--- Start Items ---
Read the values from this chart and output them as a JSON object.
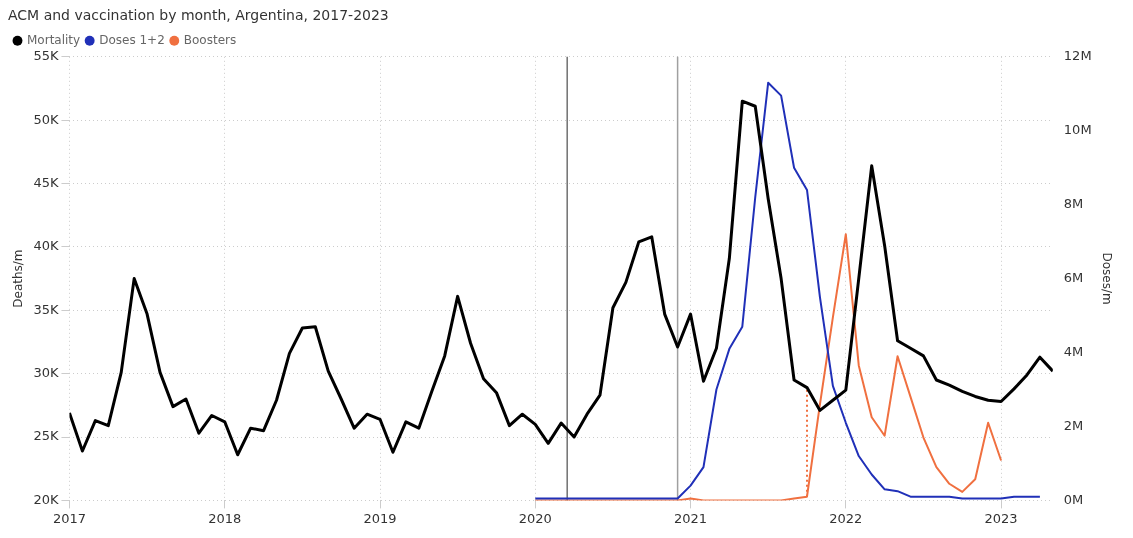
{
  "chart_data": {
    "type": "line",
    "title": "ACM and vaccination by month, Argentina, 2017-2023",
    "ylabel": "Deaths/m",
    "y2label": "Doses/m",
    "legend": "top left",
    "grid": true,
    "marker": "none",
    "xlim": [
      "2017-01",
      "2023-05"
    ],
    "xticks": [
      "2017",
      "2018",
      "2019",
      "2020",
      "2021",
      "2022",
      "2023"
    ],
    "ylim": [
      20000,
      55000
    ],
    "yticks": [
      {
        "value": 20000,
        "label": "20K"
      },
      {
        "value": 25000,
        "label": "25K"
      },
      {
        "value": 30000,
        "label": "30K"
      },
      {
        "value": 35000,
        "label": "35K"
      },
      {
        "value": 40000,
        "label": "40K"
      },
      {
        "value": 45000,
        "label": "45K"
      },
      {
        "value": 50000,
        "label": "50K"
      },
      {
        "value": 55000,
        "label": "55K"
      }
    ],
    "y2lim": [
      0,
      12000000
    ],
    "y2ticks": [
      {
        "value": 0,
        "label": "0M"
      },
      {
        "value": 2000000,
        "label": "2M"
      },
      {
        "value": 4000000,
        "label": "4M"
      },
      {
        "value": 6000000,
        "label": "6M"
      },
      {
        "value": 8000000,
        "label": "8M"
      },
      {
        "value": 10000000,
        "label": "10M"
      },
      {
        "value": 12000000,
        "label": "12M"
      }
    ],
    "ref_lines": [
      {
        "axis": "x",
        "value": "2020-03-15",
        "label": null,
        "color": "#707070"
      },
      {
        "axis": "x",
        "value": "2020-12-01",
        "label": null,
        "color": "#a0a0a0"
      }
    ],
    "series": [
      {
        "name": "Mortality",
        "color": "#000000",
        "x": [
          "2017-01",
          "2017-02",
          "2017-03",
          "2017-04",
          "2017-05",
          "2017-06",
          "2017-07",
          "2017-08",
          "2017-09",
          "2017-10",
          "2017-11",
          "2017-12",
          "2018-01",
          "2018-02",
          "2018-03",
          "2018-04",
          "2018-05",
          "2018-06",
          "2018-07",
          "2018-08",
          "2018-09",
          "2018-10",
          "2018-11",
          "2018-12",
          "2019-01",
          "2019-02",
          "2019-03",
          "2019-04",
          "2019-05",
          "2019-06",
          "2019-07",
          "2019-08",
          "2019-09",
          "2019-10",
          "2019-11",
          "2019-12",
          "2020-01",
          "2020-02",
          "2020-03",
          "2020-04",
          "2020-05",
          "2020-06",
          "2020-07",
          "2020-08",
          "2020-09",
          "2020-10",
          "2020-11",
          "2020-12",
          "2021-01",
          "2021-02",
          "2021-03",
          "2021-04",
          "2021-05",
          "2021-06",
          "2021-07",
          "2021-08",
          "2021-09",
          "2021-10",
          "2021-11",
          "2021-12",
          "2022-01",
          "2022-02",
          "2022-03",
          "2022-04",
          "2022-05",
          "2022-06",
          "2022-07",
          "2022-08",
          "2022-09",
          "2022-10",
          "2022-11",
          "2022-12",
          "2023-01",
          "2023-02",
          "2023-03",
          "2023-04",
          "2023-05"
        ],
        "values": [
          26900,
          23900,
          26300,
          25900,
          30100,
          37500,
          34700,
          30100,
          27400,
          28000,
          25300,
          26700,
          26200,
          23600,
          25700,
          25500,
          27900,
          31600,
          33600,
          33700,
          30200,
          28000,
          25700,
          26800,
          26400,
          23800,
          26200,
          25700,
          28600,
          31400,
          36100,
          32400,
          29600,
          28500,
          25900,
          26800,
          26000,
          24500,
          26100,
          25000,
          26800,
          28300,
          35200,
          37200,
          40400,
          40800,
          34700,
          32100,
          34700,
          29400,
          32000,
          39100,
          51500,
          51100,
          43800,
          37500,
          29500,
          28900,
          27100,
          27900,
          28700,
          37500,
          46400,
          40100,
          32600,
          32000,
          31400,
          29500,
          29100,
          28600,
          28200,
          27900,
          27800,
          28800,
          29900,
          31300,
          30200
        ]
      },
      {
        "name": "Doses 1+2",
        "color": "#2030b8",
        "axis": "y2",
        "x": [
          "2020-01",
          "2020-02",
          "2020-03",
          "2020-04",
          "2020-05",
          "2020-06",
          "2020-07",
          "2020-08",
          "2020-09",
          "2020-10",
          "2020-11",
          "2020-12",
          "2021-01",
          "2021-02",
          "2021-03",
          "2021-04",
          "2021-05",
          "2021-06",
          "2021-07",
          "2021-08",
          "2021-09",
          "2021-10",
          "2021-11",
          "2021-12",
          "2022-01",
          "2022-02",
          "2022-03",
          "2022-04",
          "2022-05",
          "2022-06",
          "2022-07",
          "2022-08",
          "2022-09",
          "2022-10",
          "2022-11",
          "2022-12",
          "2023-01",
          "2023-02",
          "2023-03",
          "2023-04"
        ],
        "values": [
          50000,
          50000,
          50000,
          50000,
          50000,
          50000,
          50000,
          50000,
          50000,
          50000,
          50000,
          50000,
          400000,
          900000,
          3000000,
          4100000,
          4700000,
          8200000,
          11300000,
          10950000,
          9000000,
          8400000,
          5500000,
          3100000,
          2100000,
          1200000,
          700000,
          300000,
          250000,
          100000,
          100000,
          100000,
          100000,
          50000,
          50000,
          50000,
          50000,
          100000,
          100000,
          100000
        ]
      },
      {
        "name": "Boosters",
        "color": "#f07040",
        "axis": "y2",
        "x": [
          "2020-01",
          "2020-02",
          "2020-03",
          "2020-04",
          "2020-05",
          "2020-06",
          "2020-07",
          "2020-08",
          "2020-09",
          "2020-10",
          "2020-11",
          "2020-12",
          "2021-01",
          "2021-02",
          "2021-03",
          "2021-04",
          "2021-05",
          "2021-06",
          "2021-07",
          "2021-08",
          "2021-09",
          "2021-10",
          "2021-11",
          "2021-12",
          "2022-01",
          "2022-02",
          "2022-03",
          "2022-04",
          "2022-05",
          "2022-06",
          "2022-07",
          "2022-08",
          "2022-09",
          "2022-10",
          "2022-11",
          "2022-12",
          "2023-01"
        ],
        "values": [
          0,
          0,
          0,
          0,
          0,
          0,
          0,
          0,
          0,
          0,
          0,
          0,
          50000,
          0,
          0,
          0,
          0,
          0,
          0,
          0,
          50000,
          100000,
          2600000,
          4950000,
          7200000,
          3650000,
          2250000,
          1750000,
          3900000,
          2800000,
          1700000,
          900000,
          450000,
          230000,
          570000,
          2100000,
          1080000
        ]
      },
      {
        "color": "#f07040",
        "axis": "y2",
        "line_style": "dotted",
        "x": [
          "2021-10",
          "2021-10"
        ],
        "values": [
          100000,
          3000000
        ]
      }
    ]
  }
}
--- End Items ---
## Work instructions
Without including any pictures, please restate all the records exactly.

## Written answer
Read the values from this chart and output them as a JSON object.
{
  "chart_data": {
    "type": "line",
    "title": "ACM and vaccination by month, Argentina, 2017-2023",
    "ylabel": "Deaths/m",
    "y2label": "Doses/m",
    "legend": "top left",
    "grid": true,
    "marker": "none",
    "xlim": [
      "2017-01",
      "2023-05"
    ],
    "xticks": [
      "2017",
      "2018",
      "2019",
      "2020",
      "2021",
      "2022",
      "2023"
    ],
    "ylim": [
      20000,
      55000
    ],
    "yticks": [
      {
        "value": 20000,
        "label": "20K"
      },
      {
        "value": 25000,
        "label": "25K"
      },
      {
        "value": 30000,
        "label": "30K"
      },
      {
        "value": 35000,
        "label": "35K"
      },
      {
        "value": 40000,
        "label": "40K"
      },
      {
        "value": 45000,
        "label": "45K"
      },
      {
        "value": 50000,
        "label": "50K"
      },
      {
        "value": 55000,
        "label": "55K"
      }
    ],
    "y2lim": [
      0,
      12000000
    ],
    "y2ticks": [
      {
        "value": 0,
        "label": "0M"
      },
      {
        "value": 2000000,
        "label": "2M"
      },
      {
        "value": 4000000,
        "label": "4M"
      },
      {
        "value": 6000000,
        "label": "6M"
      },
      {
        "value": 8000000,
        "label": "8M"
      },
      {
        "value": 10000000,
        "label": "10M"
      },
      {
        "value": 12000000,
        "label": "12M"
      }
    ],
    "ref_lines": [
      {
        "axis": "x",
        "value": "2020-03-15",
        "label": null,
        "color": "#707070"
      },
      {
        "axis": "x",
        "value": "2020-12-01",
        "label": null,
        "color": "#a0a0a0"
      }
    ],
    "series": [
      {
        "name": "Mortality",
        "color": "#000000",
        "x": [
          "2017-01",
          "2017-02",
          "2017-03",
          "2017-04",
          "2017-05",
          "2017-06",
          "2017-07",
          "2017-08",
          "2017-09",
          "2017-10",
          "2017-11",
          "2017-12",
          "2018-01",
          "2018-02",
          "2018-03",
          "2018-04",
          "2018-05",
          "2018-06",
          "2018-07",
          "2018-08",
          "2018-09",
          "2018-10",
          "2018-11",
          "2018-12",
          "2019-01",
          "2019-02",
          "2019-03",
          "2019-04",
          "2019-05",
          "2019-06",
          "2019-07",
          "2019-08",
          "2019-09",
          "2019-10",
          "2019-11",
          "2019-12",
          "2020-01",
          "2020-02",
          "2020-03",
          "2020-04",
          "2020-05",
          "2020-06",
          "2020-07",
          "2020-08",
          "2020-09",
          "2020-10",
          "2020-11",
          "2020-12",
          "2021-01",
          "2021-02",
          "2021-03",
          "2021-04",
          "2021-05",
          "2021-06",
          "2021-07",
          "2021-08",
          "2021-09",
          "2021-10",
          "2021-11",
          "2021-12",
          "2022-01",
          "2022-02",
          "2022-03",
          "2022-04",
          "2022-05",
          "2022-06",
          "2022-07",
          "2022-08",
          "2022-09",
          "2022-10",
          "2022-11",
          "2022-12",
          "2023-01",
          "2023-02",
          "2023-03",
          "2023-04",
          "2023-05"
        ],
        "values": [
          26900,
          23900,
          26300,
          25900,
          30100,
          37500,
          34700,
          30100,
          27400,
          28000,
          25300,
          26700,
          26200,
          23600,
          25700,
          25500,
          27900,
          31600,
          33600,
          33700,
          30200,
          28000,
          25700,
          26800,
          26400,
          23800,
          26200,
          25700,
          28600,
          31400,
          36100,
          32400,
          29600,
          28500,
          25900,
          26800,
          26000,
          24500,
          26100,
          25000,
          26800,
          28300,
          35200,
          37200,
          40400,
          40800,
          34700,
          32100,
          34700,
          29400,
          32000,
          39100,
          51500,
          51100,
          43800,
          37500,
          29500,
          28900,
          27100,
          27900,
          28700,
          37500,
          46400,
          40100,
          32600,
          32000,
          31400,
          29500,
          29100,
          28600,
          28200,
          27900,
          27800,
          28800,
          29900,
          31300,
          30200
        ]
      },
      {
        "name": "Doses 1+2",
        "color": "#2030b8",
        "axis": "y2",
        "x": [
          "2020-01",
          "2020-02",
          "2020-03",
          "2020-04",
          "2020-05",
          "2020-06",
          "2020-07",
          "2020-08",
          "2020-09",
          "2020-10",
          "2020-11",
          "2020-12",
          "2021-01",
          "2021-02",
          "2021-03",
          "2021-04",
          "2021-05",
          "2021-06",
          "2021-07",
          "2021-08",
          "2021-09",
          "2021-10",
          "2021-11",
          "2021-12",
          "2022-01",
          "2022-02",
          "2022-03",
          "2022-04",
          "2022-05",
          "2022-06",
          "2022-07",
          "2022-08",
          "2022-09",
          "2022-10",
          "2022-11",
          "2022-12",
          "2023-01",
          "2023-02",
          "2023-03",
          "2023-04"
        ],
        "values": [
          50000,
          50000,
          50000,
          50000,
          50000,
          50000,
          50000,
          50000,
          50000,
          50000,
          50000,
          50000,
          400000,
          900000,
          3000000,
          4100000,
          4700000,
          8200000,
          11300000,
          10950000,
          9000000,
          8400000,
          5500000,
          3100000,
          2100000,
          1200000,
          700000,
          300000,
          250000,
          100000,
          100000,
          100000,
          100000,
          50000,
          50000,
          50000,
          50000,
          100000,
          100000,
          100000
        ]
      },
      {
        "name": "Boosters",
        "color": "#f07040",
        "axis": "y2",
        "x": [
          "2020-01",
          "2020-02",
          "2020-03",
          "2020-04",
          "2020-05",
          "2020-06",
          "2020-07",
          "2020-08",
          "2020-09",
          "2020-10",
          "2020-11",
          "2020-12",
          "2021-01",
          "2021-02",
          "2021-03",
          "2021-04",
          "2021-05",
          "2021-06",
          "2021-07",
          "2021-08",
          "2021-09",
          "2021-10",
          "2021-11",
          "2021-12",
          "2022-01",
          "2022-02",
          "2022-03",
          "2022-04",
          "2022-05",
          "2022-06",
          "2022-07",
          "2022-08",
          "2022-09",
          "2022-10",
          "2022-11",
          "2022-12",
          "2023-01"
        ],
        "values": [
          0,
          0,
          0,
          0,
          0,
          0,
          0,
          0,
          0,
          0,
          0,
          0,
          50000,
          0,
          0,
          0,
          0,
          0,
          0,
          0,
          50000,
          100000,
          2600000,
          4950000,
          7200000,
          3650000,
          2250000,
          1750000,
          3900000,
          2800000,
          1700000,
          900000,
          450000,
          230000,
          570000,
          2100000,
          1080000
        ]
      },
      {
        "color": "#f07040",
        "axis": "y2",
        "line_style": "dotted",
        "x": [
          "2021-10",
          "2021-10"
        ],
        "values": [
          100000,
          3000000
        ]
      }
    ]
  }
}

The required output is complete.